- Short task -
Copy each line of the material below that includes the string "individual".

- Task input -

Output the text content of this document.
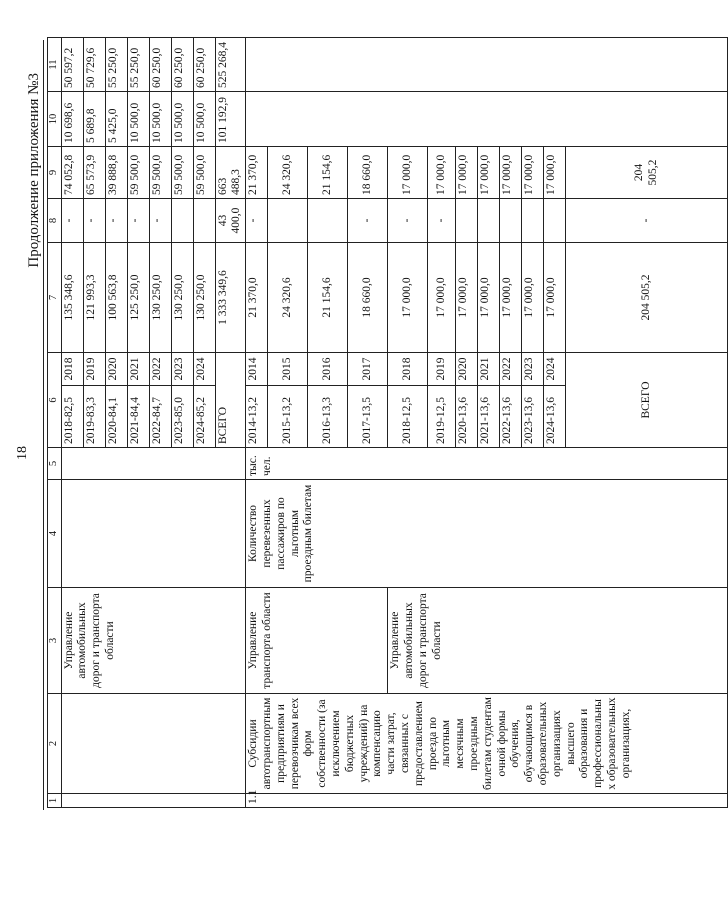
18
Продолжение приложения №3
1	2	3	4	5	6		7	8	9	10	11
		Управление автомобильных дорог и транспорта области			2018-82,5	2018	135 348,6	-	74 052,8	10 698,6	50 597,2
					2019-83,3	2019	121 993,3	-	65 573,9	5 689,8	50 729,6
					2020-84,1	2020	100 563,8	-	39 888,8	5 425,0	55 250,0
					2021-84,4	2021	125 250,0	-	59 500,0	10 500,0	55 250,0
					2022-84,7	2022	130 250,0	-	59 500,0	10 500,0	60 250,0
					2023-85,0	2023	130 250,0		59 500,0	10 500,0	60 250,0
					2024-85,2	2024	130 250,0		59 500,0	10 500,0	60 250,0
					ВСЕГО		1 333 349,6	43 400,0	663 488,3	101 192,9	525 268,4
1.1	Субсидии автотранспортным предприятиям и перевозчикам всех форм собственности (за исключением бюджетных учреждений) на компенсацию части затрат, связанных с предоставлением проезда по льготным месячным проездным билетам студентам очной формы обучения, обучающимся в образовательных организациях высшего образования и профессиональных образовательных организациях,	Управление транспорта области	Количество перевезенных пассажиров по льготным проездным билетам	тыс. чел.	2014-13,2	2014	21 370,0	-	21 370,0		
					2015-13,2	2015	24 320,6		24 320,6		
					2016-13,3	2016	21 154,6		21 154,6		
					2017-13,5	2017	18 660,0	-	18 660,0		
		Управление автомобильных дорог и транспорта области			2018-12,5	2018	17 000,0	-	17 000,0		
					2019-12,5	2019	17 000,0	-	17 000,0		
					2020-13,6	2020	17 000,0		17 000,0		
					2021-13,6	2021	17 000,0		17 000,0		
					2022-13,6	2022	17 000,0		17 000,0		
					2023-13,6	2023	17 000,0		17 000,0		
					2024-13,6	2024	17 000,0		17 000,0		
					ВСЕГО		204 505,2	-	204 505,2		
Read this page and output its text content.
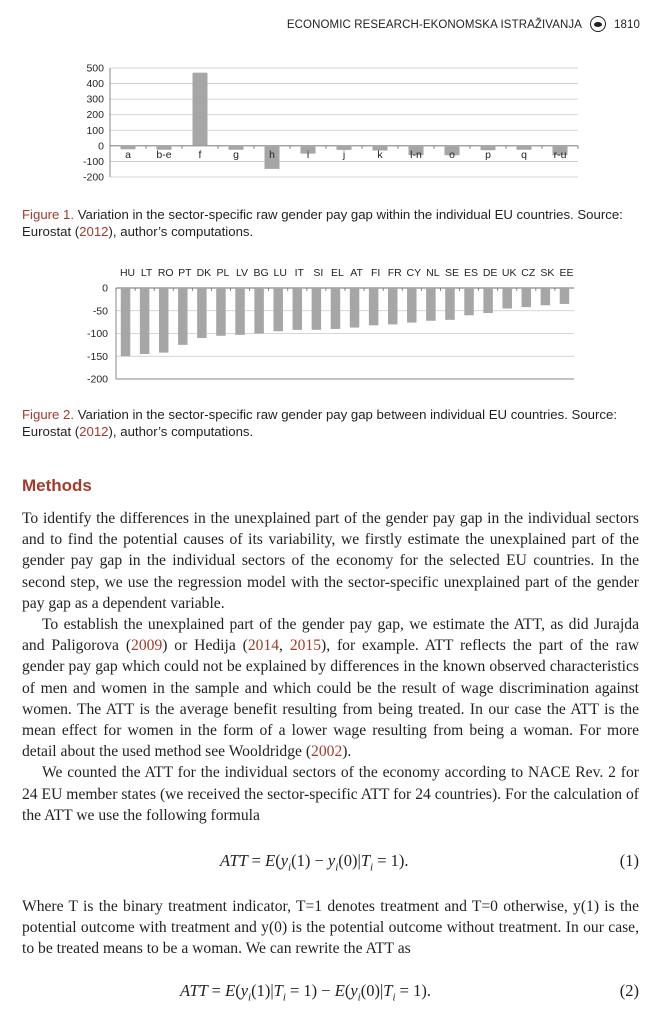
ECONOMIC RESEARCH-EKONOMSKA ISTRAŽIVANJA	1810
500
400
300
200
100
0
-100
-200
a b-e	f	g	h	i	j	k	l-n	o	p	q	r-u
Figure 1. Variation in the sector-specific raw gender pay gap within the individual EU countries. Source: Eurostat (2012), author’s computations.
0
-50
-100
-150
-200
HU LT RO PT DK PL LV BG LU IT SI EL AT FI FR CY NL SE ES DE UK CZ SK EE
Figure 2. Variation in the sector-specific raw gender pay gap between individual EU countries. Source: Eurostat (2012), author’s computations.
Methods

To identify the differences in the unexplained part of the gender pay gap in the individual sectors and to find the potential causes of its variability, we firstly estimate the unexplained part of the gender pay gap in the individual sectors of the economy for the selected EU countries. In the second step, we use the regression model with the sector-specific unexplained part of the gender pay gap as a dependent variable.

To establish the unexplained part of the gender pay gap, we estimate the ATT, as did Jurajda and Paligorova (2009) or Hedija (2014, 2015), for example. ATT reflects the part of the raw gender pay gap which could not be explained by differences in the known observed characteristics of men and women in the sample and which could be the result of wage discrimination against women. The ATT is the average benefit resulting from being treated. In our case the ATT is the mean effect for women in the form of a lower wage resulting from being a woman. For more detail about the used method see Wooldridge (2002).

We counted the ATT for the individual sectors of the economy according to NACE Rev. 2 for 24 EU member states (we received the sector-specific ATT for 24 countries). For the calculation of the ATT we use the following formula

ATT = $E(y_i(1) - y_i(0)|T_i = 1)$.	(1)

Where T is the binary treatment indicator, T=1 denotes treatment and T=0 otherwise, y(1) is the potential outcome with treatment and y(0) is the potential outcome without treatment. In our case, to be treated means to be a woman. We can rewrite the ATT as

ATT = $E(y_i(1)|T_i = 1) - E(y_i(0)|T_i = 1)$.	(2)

---

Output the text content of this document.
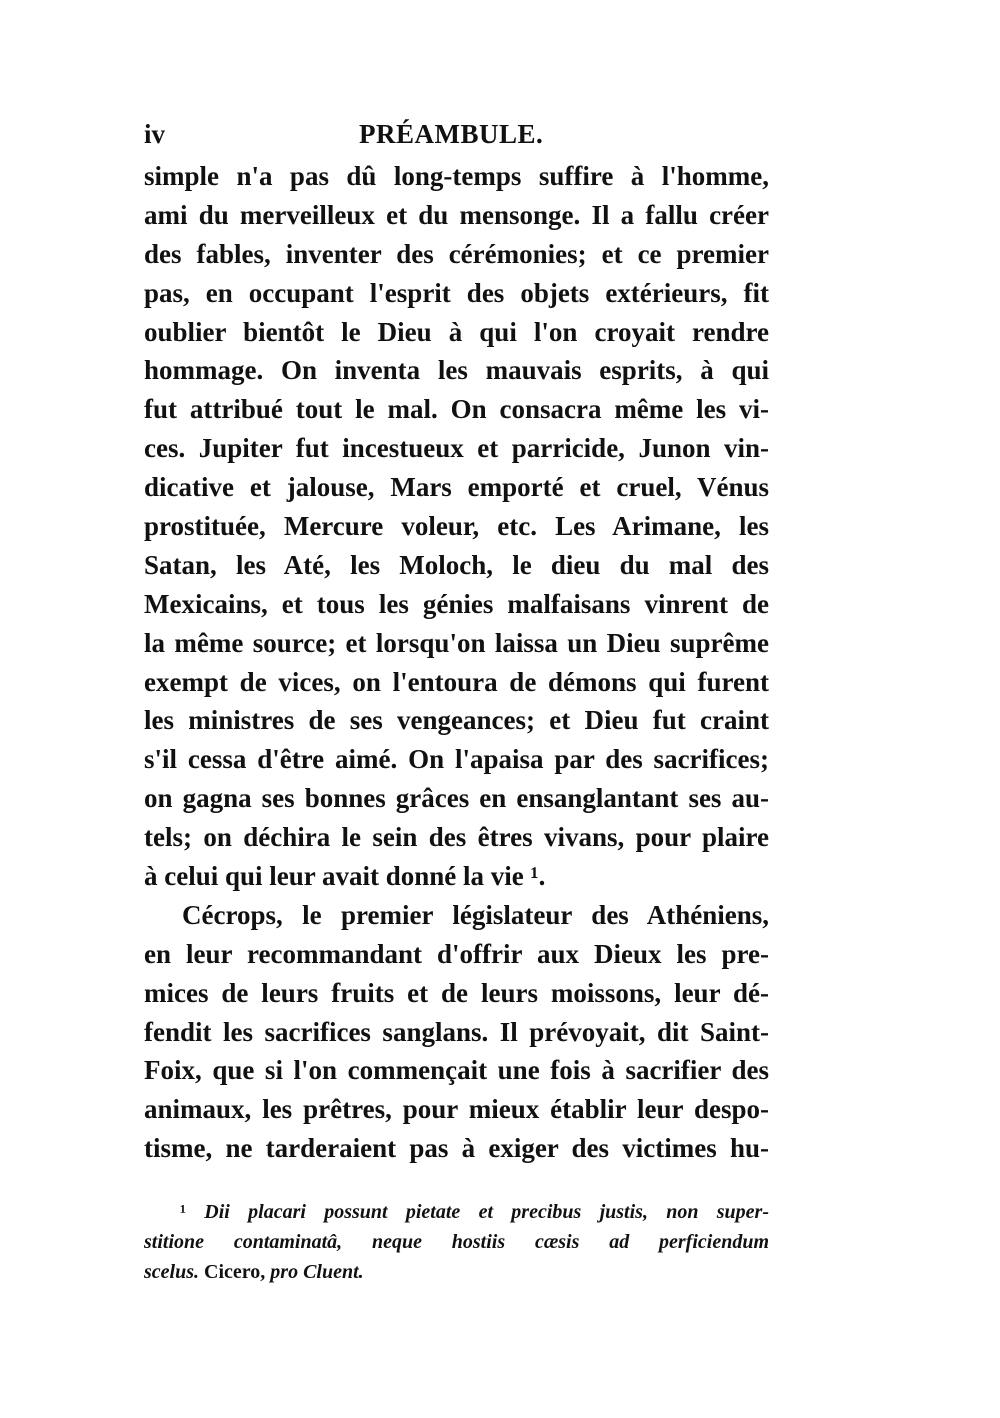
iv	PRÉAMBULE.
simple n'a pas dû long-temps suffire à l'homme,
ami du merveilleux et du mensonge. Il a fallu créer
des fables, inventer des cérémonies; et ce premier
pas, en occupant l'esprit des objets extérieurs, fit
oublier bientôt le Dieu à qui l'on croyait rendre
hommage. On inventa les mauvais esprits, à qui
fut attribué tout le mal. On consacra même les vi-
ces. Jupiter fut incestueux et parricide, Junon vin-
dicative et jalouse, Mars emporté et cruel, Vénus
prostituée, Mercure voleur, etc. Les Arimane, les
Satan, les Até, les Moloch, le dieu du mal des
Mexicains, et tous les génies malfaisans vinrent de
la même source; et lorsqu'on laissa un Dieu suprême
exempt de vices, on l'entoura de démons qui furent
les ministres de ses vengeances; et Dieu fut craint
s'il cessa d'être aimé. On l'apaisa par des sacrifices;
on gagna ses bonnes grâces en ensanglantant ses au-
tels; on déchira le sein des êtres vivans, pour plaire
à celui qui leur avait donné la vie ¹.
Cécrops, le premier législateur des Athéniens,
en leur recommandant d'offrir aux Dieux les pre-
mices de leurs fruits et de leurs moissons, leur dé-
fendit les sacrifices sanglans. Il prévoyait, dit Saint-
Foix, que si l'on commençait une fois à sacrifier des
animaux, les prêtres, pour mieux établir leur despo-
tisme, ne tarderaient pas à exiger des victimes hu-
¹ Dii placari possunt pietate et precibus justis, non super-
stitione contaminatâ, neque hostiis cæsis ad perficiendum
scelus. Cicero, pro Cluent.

- Solved problem -
Figure 1. Variation in the sector-specific raw gender pay gap within the individual EU countries. Source: Eurostat (2012), author’s computations.
Figure 2. Variation in the sector-specific raw gender pay gap between individual EU countries. Source: Eurostat (2012), author’s computations.
To identify the differences in the unexplained part of the gender pay gap in the individual sectors and to find the potential causes of its variability, we firstly estimate the unexplained part of the gender pay gap in the individual sectors of the economy for the selected EU countries. In the second step, we use the regression model with the sector-specific unexplained part of the gender pay gap as a dependent variable.
We counted the ATT for the individual sectors of the economy according to NACE Rev. 2 for 24 EU member states (we received the sector-specific ATT for 24 countries). For the calculation of the ATT we use the following formula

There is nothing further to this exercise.